__Short task__: Repeat the records below exactly.

+++ Material provided +++

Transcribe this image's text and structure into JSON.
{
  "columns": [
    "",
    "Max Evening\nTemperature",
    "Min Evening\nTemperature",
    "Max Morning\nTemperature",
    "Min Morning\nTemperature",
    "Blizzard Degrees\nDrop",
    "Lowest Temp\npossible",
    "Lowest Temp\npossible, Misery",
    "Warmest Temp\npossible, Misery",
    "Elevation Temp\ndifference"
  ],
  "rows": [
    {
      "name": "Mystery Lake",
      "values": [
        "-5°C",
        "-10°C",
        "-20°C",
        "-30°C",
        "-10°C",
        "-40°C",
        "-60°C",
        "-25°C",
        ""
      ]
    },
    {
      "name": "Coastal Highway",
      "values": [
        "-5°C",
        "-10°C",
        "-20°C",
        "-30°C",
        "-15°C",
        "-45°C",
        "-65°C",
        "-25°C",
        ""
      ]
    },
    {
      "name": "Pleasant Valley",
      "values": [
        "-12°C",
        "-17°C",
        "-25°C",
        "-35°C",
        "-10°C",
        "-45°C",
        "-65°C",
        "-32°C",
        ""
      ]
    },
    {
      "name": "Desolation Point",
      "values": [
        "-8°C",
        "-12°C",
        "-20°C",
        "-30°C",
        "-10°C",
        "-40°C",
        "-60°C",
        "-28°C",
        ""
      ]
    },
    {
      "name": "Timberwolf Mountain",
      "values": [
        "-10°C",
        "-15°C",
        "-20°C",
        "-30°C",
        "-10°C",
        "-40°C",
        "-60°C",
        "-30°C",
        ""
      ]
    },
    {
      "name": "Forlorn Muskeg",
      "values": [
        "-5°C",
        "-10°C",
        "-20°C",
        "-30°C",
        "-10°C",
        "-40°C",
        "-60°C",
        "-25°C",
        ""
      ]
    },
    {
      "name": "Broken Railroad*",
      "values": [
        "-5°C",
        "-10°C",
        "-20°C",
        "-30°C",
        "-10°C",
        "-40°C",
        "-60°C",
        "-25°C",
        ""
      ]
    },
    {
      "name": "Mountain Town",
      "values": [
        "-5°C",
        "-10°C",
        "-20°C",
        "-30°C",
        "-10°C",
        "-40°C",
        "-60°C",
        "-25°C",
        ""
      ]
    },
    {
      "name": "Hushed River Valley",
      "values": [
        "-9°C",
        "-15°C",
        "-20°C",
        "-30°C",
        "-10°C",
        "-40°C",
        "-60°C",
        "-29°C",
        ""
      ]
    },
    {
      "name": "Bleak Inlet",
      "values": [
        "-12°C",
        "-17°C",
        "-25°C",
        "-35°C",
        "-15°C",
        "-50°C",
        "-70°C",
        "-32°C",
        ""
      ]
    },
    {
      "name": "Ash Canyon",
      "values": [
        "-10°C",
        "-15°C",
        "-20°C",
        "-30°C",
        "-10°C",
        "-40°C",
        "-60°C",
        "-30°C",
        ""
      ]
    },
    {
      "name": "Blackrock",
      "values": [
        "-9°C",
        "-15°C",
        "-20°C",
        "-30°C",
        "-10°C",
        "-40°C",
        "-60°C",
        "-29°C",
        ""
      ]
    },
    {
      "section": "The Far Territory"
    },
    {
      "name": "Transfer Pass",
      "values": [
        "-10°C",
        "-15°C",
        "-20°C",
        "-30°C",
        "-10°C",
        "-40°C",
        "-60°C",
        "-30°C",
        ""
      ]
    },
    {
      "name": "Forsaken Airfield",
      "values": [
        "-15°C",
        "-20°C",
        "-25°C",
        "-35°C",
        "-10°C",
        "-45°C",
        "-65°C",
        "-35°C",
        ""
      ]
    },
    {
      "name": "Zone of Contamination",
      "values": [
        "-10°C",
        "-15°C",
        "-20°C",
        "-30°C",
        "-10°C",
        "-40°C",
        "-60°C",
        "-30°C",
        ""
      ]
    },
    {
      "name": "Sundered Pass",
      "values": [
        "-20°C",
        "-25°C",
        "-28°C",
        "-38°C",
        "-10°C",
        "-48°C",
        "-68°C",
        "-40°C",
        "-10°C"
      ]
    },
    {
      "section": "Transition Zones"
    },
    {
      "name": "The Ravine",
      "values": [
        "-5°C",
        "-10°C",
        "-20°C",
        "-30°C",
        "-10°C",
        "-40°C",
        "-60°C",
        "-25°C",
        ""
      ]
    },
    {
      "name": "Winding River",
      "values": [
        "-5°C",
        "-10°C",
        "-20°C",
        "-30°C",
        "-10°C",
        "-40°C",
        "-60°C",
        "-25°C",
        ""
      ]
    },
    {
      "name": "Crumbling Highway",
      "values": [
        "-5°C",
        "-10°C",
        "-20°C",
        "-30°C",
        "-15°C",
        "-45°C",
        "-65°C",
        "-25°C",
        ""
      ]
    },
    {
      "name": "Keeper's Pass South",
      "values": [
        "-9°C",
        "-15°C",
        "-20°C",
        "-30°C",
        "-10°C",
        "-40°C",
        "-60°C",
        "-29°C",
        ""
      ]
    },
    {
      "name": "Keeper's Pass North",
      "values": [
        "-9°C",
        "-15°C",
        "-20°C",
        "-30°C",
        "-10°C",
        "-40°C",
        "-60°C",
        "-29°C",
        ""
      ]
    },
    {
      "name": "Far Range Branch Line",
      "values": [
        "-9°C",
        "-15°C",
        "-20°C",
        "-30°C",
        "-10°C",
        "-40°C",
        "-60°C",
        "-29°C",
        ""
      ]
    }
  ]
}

+++

__The result__:
Transcribe this image's text and structure into JSON.
{
  "columns": [
    "",
    "Max Evening\nTemperature",
    "Min Evening\nTemperature",
    "Max Morning\nTemperature",
    "Min Morning\nTemperature",
    "Blizzard Degrees\nDrop",
    "Lowest Temp\npossible",
    "Lowest Temp\npossible, Misery",
    "Warmest Temp\npossible, Misery",
    "Elevation Temp\ndifference"
  ],
  "rows": [
    {
      "name": "Mystery Lake",
      "values": [
        "-5°C",
        "-10°C",
        "-20°C",
        "-30°C",
        "-10°C",
        "-40°C",
        "-60°C",
        "-25°C",
        ""
      ]
    },
    {
      "name": "Coastal Highway",
      "values": [
        "-5°C",
        "-10°C",
        "-20°C",
        "-30°C",
        "-15°C",
        "-45°C",
        "-65°C",
        "-25°C",
        ""
      ]
    },
    {
      "name": "Pleasant Valley",
      "values": [
        "-12°C",
        "-17°C",
        "-25°C",
        "-35°C",
        "-10°C",
        "-45°C",
        "-65°C",
        "-32°C",
        ""
      ]
    },
    {
      "name": "Desolation Point",
      "values": [
        "-8°C",
        "-12°C",
        "-20°C",
        "-30°C",
        "-10°C",
        "-40°C",
        "-60°C",
        "-28°C",
        ""
      ]
    },
    {
      "name": "Timberwolf Mountain",
      "values": [
        "-10°C",
        "-15°C",
        "-20°C",
        "-30°C",
        "-10°C",
        "-40°C",
        "-60°C",
        "-30°C",
        ""
      ]
    },
    {
      "name": "Forlorn Muskeg",
      "values": [
        "-5°C",
        "-10°C",
        "-20°C",
        "-30°C",
        "-10°C",
        "-40°C",
        "-60°C",
        "-25°C",
        ""
      ]
    },
    {
      "name": "Broken Railroad*",
      "values": [
        "-5°C",
        "-10°C",
        "-20°C",
        "-30°C",
        "-10°C",
        "-40°C",
        "-60°C",
        "-25°C",
        ""
      ]
    },
    {
      "name": "Mountain Town",
      "values": [
        "-5°C",
        "-10°C",
        "-20°C",
        "-30°C",
        "-10°C",
        "-40°C",
        "-60°C",
        "-25°C",
        ""
      ]
    },
    {
      "name": "Hushed River Valley",
      "values": [
        "-9°C",
        "-15°C",
        "-20°C",
        "-30°C",
        "-10°C",
        "-40°C",
        "-60°C",
        "-29°C",
        ""
      ]
    },
    {
      "name": "Bleak Inlet",
      "values": [
        "-12°C",
        "-17°C",
        "-25°C",
        "-35°C",
        "-15°C",
        "-50°C",
        "-70°C",
        "-32°C",
        ""
      ]
    },
    {
      "name": "Ash Canyon",
      "values": [
        "-10°C",
        "-15°C",
        "-20°C",
        "-30°C",
        "-10°C",
        "-40°C",
        "-60°C",
        "-30°C",
        ""
      ]
    },
    {
      "name": "Blackrock",
      "values": [
        "-9°C",
        "-15°C",
        "-20°C",
        "-30°C",
        "-10°C",
        "-40°C",
        "-60°C",
        "-29°C",
        ""
      ]
    },
    {
      "section": "The Far Territory"
    },
    {
      "name": "Transfer Pass",
      "values": [
        "-10°C",
        "-15°C",
        "-20°C",
        "-30°C",
        "-10°C",
        "-40°C",
        "-60°C",
        "-30°C",
        ""
      ]
    },
    {
      "name": "Forsaken Airfield",
      "values": [
        "-15°C",
        "-20°C",
        "-25°C",
        "-35°C",
        "-10°C",
        "-45°C",
        "-65°C",
        "-35°C",
        ""
      ]
    },
    {
      "name": "Zone of Contamination",
      "values": [
        "-10°C",
        "-15°C",
        "-20°C",
        "-30°C",
        "-10°C",
        "-40°C",
        "-60°C",
        "-30°C",
        ""
      ]
    },
    {
      "name": "Sundered Pass",
      "values": [
        "-20°C",
        "-25°C",
        "-28°C",
        "-38°C",
        "-10°C",
        "-48°C",
        "-68°C",
        "-40°C",
        "-10°C"
      ]
    },
    {
      "section": "Transition Zones"
    },
    {
      "name": "The Ravine",
      "values": [
        "-5°C",
        "-10°C",
        "-20°C",
        "-30°C",
        "-10°C",
        "-40°C",
        "-60°C",
        "-25°C",
        ""
      ]
    },
    {
      "name": "Winding River",
      "values": [
        "-5°C",
        "-10°C",
        "-20°C",
        "-30°C",
        "-10°C",
        "-40°C",
        "-60°C",
        "-25°C",
        ""
      ]
    },
    {
      "name": "Crumbling Highway",
      "values": [
        "-5°C",
        "-10°C",
        "-20°C",
        "-30°C",
        "-15°C",
        "-45°C",
        "-65°C",
        "-25°C",
        ""
      ]
    },
    {
      "name": "Keeper's Pass South",
      "values": [
        "-9°C",
        "-15°C",
        "-20°C",
        "-30°C",
        "-10°C",
        "-40°C",
        "-60°C",
        "-29°C",
        ""
      ]
    },
    {
      "name": "Keeper's Pass North",
      "values": [
        "-9°C",
        "-15°C",
        "-20°C",
        "-30°C",
        "-10°C",
        "-40°C",
        "-60°C",
        "-29°C",
        ""
      ]
    },
    {
      "name": "Far Range Branch Line",
      "values": [
        "-9°C",
        "-15°C",
        "-20°C",
        "-30°C",
        "-10°C",
        "-40°C",
        "-60°C",
        "-29°C",
        ""
      ]
    }
  ]
}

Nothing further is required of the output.